__RECORDED DATA__

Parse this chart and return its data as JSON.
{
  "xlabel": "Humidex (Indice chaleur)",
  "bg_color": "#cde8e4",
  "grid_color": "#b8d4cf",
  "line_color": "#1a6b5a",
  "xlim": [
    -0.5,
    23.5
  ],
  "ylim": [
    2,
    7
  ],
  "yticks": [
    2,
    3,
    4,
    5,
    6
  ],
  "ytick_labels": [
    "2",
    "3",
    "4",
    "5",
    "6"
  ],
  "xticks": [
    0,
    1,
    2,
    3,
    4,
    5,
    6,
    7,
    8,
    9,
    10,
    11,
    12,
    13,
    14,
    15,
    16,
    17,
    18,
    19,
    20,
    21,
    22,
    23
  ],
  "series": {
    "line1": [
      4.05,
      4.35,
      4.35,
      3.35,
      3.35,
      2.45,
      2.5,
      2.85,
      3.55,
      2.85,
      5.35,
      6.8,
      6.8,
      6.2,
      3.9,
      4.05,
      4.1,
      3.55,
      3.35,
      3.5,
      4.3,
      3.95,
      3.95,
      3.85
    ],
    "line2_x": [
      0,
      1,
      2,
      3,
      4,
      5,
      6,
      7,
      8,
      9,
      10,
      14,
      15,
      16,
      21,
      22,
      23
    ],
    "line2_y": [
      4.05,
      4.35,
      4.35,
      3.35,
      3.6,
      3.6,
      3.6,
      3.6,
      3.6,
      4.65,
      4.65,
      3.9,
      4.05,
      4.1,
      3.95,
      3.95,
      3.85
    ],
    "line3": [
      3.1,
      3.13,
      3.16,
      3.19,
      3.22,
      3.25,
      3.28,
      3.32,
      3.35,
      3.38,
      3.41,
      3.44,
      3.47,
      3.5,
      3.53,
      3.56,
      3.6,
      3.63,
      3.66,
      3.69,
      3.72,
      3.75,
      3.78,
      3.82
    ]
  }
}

__EXERCISE DETAILS__
Repeat the material above in full, exactly as it stands.

__IN RESPONSE__
Parse this chart and return its data as JSON.
{
  "xlabel": "Humidex (Indice chaleur)",
  "bg_color": "#cde8e4",
  "grid_color": "#b8d4cf",
  "line_color": "#1a6b5a",
  "xlim": [
    -0.5,
    23.5
  ],
  "ylim": [
    2,
    7
  ],
  "yticks": [
    2,
    3,
    4,
    5,
    6
  ],
  "ytick_labels": [
    "2",
    "3",
    "4",
    "5",
    "6"
  ],
  "xticks": [
    0,
    1,
    2,
    3,
    4,
    5,
    6,
    7,
    8,
    9,
    10,
    11,
    12,
    13,
    14,
    15,
    16,
    17,
    18,
    19,
    20,
    21,
    22,
    23
  ],
  "series": {
    "line1": [
      4.05,
      4.35,
      4.35,
      3.35,
      3.35,
      2.45,
      2.5,
      2.85,
      3.55,
      2.85,
      5.35,
      6.8,
      6.8,
      6.2,
      3.9,
      4.05,
      4.1,
      3.55,
      3.35,
      3.5,
      4.3,
      3.95,
      3.95,
      3.85
    ],
    "line2_x": [
      0,
      1,
      2,
      3,
      4,
      5,
      6,
      7,
      8,
      9,
      10,
      14,
      15,
      16,
      21,
      22,
      23
    ],
    "line2_y": [
      4.05,
      4.35,
      4.35,
      3.35,
      3.6,
      3.6,
      3.6,
      3.6,
      3.6,
      4.65,
      4.65,
      3.9,
      4.05,
      4.1,
      3.95,
      3.95,
      3.85
    ],
    "line3": [
      3.1,
      3.13,
      3.16,
      3.19,
      3.22,
      3.25,
      3.28,
      3.32,
      3.35,
      3.38,
      3.41,
      3.44,
      3.47,
      3.5,
      3.53,
      3.56,
      3.6,
      3.63,
      3.66,
      3.69,
      3.72,
      3.75,
      3.78,
      3.82
    ]
  }
}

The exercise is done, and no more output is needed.